**Exercise directions:**
Pull out every line of the listing below where "JSON" appears.

**Exercise data:**
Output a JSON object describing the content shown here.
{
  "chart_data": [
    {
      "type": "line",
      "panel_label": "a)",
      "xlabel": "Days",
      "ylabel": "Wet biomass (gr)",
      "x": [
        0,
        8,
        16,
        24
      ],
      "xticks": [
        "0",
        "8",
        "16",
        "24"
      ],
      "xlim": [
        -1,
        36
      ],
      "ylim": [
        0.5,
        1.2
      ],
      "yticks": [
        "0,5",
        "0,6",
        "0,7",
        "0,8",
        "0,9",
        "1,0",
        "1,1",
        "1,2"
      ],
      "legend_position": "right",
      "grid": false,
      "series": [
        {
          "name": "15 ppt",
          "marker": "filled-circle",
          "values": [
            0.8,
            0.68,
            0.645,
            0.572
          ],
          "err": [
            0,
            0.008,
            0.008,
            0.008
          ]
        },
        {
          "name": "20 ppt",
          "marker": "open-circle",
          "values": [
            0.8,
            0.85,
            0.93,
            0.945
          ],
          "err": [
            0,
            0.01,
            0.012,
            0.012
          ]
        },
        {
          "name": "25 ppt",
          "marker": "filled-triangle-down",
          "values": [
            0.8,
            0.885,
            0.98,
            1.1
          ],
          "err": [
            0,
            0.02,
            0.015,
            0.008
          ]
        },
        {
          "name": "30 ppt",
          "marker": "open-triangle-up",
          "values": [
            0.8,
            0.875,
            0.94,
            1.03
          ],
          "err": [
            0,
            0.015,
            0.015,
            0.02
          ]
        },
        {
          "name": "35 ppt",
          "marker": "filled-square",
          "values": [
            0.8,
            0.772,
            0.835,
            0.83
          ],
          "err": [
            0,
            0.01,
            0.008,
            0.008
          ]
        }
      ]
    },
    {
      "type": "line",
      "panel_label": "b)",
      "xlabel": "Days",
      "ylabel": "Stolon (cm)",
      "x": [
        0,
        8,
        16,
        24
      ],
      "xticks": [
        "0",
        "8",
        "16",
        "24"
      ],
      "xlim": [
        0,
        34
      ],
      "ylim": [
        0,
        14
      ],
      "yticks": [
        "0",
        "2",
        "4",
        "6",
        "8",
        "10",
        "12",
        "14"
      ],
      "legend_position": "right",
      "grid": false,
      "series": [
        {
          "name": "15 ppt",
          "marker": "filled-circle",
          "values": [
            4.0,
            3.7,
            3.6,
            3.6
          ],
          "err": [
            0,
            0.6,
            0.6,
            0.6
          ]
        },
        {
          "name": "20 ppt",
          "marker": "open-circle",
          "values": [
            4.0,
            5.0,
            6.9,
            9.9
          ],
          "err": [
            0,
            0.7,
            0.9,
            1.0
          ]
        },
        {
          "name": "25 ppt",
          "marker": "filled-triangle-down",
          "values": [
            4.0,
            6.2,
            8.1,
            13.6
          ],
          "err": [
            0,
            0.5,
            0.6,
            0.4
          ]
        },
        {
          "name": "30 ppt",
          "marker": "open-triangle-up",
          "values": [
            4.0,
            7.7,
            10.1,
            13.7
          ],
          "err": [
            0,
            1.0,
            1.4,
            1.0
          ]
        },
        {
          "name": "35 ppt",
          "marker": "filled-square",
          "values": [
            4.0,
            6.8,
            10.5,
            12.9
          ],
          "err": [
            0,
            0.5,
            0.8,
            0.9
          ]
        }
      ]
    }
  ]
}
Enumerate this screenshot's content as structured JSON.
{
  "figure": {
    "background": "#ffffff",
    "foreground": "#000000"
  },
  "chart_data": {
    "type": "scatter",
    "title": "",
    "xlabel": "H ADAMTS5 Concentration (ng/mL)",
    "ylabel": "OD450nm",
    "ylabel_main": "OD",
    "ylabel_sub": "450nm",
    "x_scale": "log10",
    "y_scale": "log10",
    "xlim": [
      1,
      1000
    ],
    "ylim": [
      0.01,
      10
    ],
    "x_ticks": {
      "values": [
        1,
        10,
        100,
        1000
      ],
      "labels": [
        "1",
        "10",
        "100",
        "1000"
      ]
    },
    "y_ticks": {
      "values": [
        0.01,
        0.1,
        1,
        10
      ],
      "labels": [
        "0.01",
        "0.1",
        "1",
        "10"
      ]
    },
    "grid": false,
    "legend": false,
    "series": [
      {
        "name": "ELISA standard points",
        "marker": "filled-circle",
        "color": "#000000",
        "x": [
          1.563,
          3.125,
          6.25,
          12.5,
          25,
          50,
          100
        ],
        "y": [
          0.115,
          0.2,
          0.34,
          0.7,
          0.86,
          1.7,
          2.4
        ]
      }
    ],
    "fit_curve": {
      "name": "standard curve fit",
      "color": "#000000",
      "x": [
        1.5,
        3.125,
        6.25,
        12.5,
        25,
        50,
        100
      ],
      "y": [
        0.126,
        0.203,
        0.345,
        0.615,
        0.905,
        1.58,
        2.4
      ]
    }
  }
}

**The solution:**
Output a JSON object describing the content shown here.
Enumerate this screenshot's content as structured JSON.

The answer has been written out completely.